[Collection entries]
....................
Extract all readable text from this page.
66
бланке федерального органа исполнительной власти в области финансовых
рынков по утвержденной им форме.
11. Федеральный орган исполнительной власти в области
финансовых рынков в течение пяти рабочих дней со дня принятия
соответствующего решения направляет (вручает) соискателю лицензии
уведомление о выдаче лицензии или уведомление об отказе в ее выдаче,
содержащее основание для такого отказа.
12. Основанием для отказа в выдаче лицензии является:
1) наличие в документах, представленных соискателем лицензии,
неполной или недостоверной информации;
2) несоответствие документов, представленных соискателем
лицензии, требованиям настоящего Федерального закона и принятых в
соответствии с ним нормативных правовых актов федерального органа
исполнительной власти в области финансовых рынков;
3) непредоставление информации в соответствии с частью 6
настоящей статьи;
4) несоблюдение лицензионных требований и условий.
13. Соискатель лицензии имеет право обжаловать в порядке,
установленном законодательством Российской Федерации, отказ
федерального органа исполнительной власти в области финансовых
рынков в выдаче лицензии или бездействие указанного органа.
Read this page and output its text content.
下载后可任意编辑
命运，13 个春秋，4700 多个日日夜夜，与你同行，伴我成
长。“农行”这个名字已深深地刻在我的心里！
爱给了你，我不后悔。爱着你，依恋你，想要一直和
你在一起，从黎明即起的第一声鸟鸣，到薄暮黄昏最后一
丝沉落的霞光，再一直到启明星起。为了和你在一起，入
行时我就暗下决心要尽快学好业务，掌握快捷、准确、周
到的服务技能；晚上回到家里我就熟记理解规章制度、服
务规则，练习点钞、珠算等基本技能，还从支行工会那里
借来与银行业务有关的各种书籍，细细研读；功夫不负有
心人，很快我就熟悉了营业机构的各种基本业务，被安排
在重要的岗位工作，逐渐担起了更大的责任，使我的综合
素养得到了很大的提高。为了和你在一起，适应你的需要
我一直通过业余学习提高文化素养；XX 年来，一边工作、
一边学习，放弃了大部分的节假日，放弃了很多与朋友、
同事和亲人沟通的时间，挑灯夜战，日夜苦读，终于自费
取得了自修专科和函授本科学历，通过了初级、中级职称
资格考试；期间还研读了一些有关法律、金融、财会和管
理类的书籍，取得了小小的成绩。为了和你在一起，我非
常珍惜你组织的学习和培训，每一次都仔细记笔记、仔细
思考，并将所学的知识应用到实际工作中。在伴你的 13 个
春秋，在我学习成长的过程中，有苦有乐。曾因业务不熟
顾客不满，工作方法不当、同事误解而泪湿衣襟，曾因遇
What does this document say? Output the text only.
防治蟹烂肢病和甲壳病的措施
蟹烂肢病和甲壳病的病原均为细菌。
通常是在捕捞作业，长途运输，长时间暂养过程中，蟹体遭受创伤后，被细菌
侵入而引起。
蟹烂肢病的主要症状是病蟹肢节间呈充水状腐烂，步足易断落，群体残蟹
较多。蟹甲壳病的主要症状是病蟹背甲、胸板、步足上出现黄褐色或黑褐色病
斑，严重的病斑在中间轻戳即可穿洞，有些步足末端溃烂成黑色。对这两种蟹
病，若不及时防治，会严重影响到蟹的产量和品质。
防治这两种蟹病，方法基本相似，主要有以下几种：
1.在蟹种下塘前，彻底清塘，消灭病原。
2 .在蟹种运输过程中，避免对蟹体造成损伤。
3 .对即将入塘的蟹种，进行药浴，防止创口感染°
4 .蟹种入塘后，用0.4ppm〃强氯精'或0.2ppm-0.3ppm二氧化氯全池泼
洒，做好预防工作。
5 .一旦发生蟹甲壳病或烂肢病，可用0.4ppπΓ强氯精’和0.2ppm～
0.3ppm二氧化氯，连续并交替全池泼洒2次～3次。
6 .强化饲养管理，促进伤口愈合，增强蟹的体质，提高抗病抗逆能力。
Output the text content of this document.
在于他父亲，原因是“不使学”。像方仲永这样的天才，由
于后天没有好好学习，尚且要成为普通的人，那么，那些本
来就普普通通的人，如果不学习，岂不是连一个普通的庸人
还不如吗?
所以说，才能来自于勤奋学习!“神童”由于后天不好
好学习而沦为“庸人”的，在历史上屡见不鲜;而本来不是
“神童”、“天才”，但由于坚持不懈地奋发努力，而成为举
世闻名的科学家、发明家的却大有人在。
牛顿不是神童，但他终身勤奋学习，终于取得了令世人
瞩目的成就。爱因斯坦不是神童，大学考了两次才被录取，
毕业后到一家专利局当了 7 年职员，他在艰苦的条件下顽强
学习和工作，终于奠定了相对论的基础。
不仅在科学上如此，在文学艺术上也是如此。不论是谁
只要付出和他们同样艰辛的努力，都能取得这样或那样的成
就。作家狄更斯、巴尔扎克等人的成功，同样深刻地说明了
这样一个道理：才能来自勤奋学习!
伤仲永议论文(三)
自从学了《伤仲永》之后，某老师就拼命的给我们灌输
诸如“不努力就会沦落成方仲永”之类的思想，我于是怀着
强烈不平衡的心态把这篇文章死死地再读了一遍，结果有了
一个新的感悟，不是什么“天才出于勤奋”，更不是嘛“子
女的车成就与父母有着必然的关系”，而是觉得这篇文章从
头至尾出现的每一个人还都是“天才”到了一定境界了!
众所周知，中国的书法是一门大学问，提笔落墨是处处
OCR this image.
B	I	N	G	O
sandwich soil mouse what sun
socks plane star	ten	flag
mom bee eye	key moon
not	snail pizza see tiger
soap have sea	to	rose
....................
**Exercise directions**
Copy out each line in the preceding records that contains "области".

**Result**
бланке федерального органа исполнительной власти в области финансовых
11. Федеральный орган исполнительной власти в области
исполнительной власти в области финансовых рынков;
федерального органа исполнительной власти в области финансовых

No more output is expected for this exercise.